--- start ---

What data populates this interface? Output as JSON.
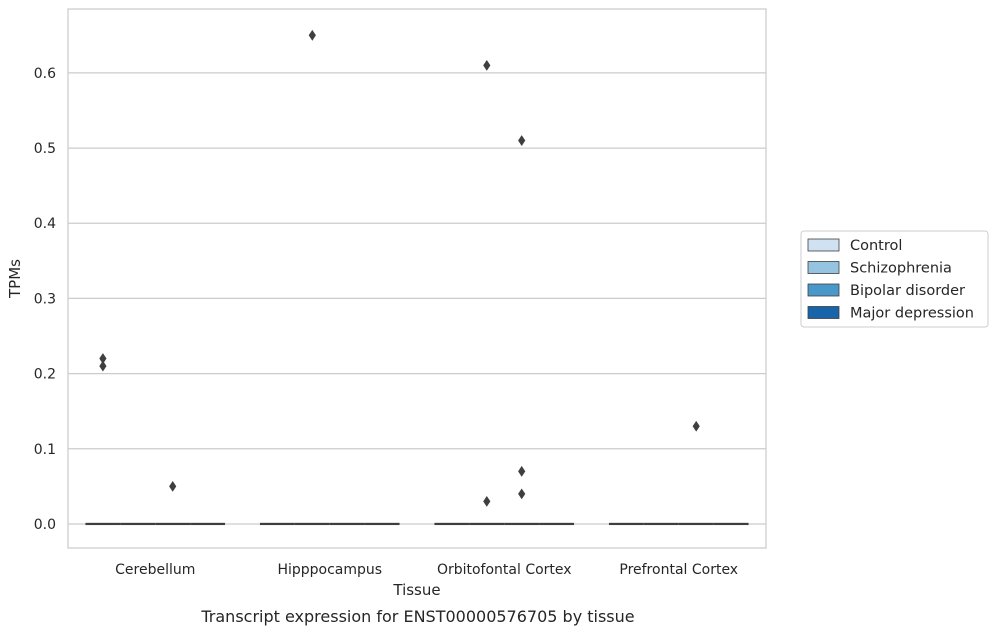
{
  "chart_data": {
    "type": "box",
    "xlabel": "Tissue",
    "ylabel": "TPMs",
    "caption": "Transcript expression for ENST00000576705 by tissue",
    "categories": [
      "Cerebellum",
      "Hipppocampus",
      "Orbitofontal Cortex",
      "Prefrontal Cortex"
    ],
    "ylim": [
      -0.032,
      0.685
    ],
    "yticks": [
      0.0,
      0.1,
      0.2,
      0.3,
      0.4,
      0.5,
      0.6
    ],
    "ytick_labels": [
      "0.0",
      "0.1",
      "0.2",
      "0.3",
      "0.4",
      "0.5",
      "0.6"
    ],
    "grid": true,
    "legend_position": "right",
    "series": [
      {
        "name": "Control",
        "color": "#d0e1f2",
        "median": 0.0,
        "q1": 0.0,
        "q3": 0.0,
        "outliers": {
          "Cerebellum": [
            0.22,
            0.21
          ],
          "Hipppocampus": [],
          "Orbitofontal Cortex": [],
          "Prefrontal Cortex": []
        }
      },
      {
        "name": "Schizophrenia",
        "color": "#94c4df",
        "median": 0.0,
        "q1": 0.0,
        "q3": 0.0,
        "outliers": {
          "Cerebellum": [],
          "Hipppocampus": [
            0.65
          ],
          "Orbitofontal Cortex": [
            0.61,
            0.03
          ],
          "Prefrontal Cortex": []
        }
      },
      {
        "name": "Bipolar disorder",
        "color": "#4a98c9",
        "median": 0.0,
        "q1": 0.0,
        "q3": 0.0,
        "outliers": {
          "Cerebellum": [
            0.05
          ],
          "Hipppocampus": [],
          "Orbitofontal Cortex": [
            0.51,
            0.07,
            0.04
          ],
          "Prefrontal Cortex": [
            0.13
          ]
        }
      },
      {
        "name": "Major depression",
        "color": "#1764ab",
        "median": 0.0,
        "q1": 0.0,
        "q3": 0.0,
        "outliers": {
          "Cerebellum": [],
          "Hipppocampus": [],
          "Orbitofontal Cortex": [],
          "Prefrontal Cortex": []
        }
      }
    ]
  }
}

--- end ---

## [WHAT THE EXERCISE ASKS]
Each line above that holds the string "color" should be copied and shown.

## [WORKED ANSWER]
        "color": "#d0e1f2",
        "color": "#94c4df",
        "color": "#4a98c9",
        "color": "#1764ab",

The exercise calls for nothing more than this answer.